DO THIS — From the entries that follow, list every line in which the string "jerárquica" appears.

EXTRACTED ENTRIES —

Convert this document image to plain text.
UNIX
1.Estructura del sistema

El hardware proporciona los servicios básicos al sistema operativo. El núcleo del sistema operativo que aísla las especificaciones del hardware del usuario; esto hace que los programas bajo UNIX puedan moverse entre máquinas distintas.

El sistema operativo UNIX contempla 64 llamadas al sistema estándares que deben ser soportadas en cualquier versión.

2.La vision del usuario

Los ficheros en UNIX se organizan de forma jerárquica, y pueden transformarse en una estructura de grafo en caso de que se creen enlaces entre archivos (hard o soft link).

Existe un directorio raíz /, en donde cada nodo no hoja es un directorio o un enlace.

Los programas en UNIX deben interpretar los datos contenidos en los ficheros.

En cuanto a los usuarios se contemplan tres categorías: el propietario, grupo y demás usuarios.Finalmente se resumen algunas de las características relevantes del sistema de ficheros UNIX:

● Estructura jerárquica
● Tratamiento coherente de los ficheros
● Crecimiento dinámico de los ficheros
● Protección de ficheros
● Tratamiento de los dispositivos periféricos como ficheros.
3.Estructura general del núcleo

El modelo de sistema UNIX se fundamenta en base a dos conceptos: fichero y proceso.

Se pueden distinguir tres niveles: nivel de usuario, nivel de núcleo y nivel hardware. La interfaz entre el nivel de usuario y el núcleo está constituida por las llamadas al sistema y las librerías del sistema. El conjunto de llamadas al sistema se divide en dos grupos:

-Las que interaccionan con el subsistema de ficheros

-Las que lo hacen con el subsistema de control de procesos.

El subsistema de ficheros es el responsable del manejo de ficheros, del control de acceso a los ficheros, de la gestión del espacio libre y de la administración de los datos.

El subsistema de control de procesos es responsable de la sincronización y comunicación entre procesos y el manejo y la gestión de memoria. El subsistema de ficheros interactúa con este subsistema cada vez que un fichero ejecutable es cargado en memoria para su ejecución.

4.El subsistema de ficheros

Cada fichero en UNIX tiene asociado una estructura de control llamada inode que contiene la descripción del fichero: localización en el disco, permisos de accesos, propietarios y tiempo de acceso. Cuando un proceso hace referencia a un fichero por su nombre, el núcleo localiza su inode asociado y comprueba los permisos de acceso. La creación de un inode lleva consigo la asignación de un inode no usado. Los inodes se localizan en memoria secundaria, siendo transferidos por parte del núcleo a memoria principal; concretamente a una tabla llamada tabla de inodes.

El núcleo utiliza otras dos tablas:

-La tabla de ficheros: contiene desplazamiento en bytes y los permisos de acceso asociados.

ANSWER TO THIS EXERCISE —
Los ficheros en UNIX se organizan de forma jerárquica, y pueden transformarse en una estructura de grafo en caso de que se creen enlaces entre archivos (hard o soft link).
● Estructura jerárquica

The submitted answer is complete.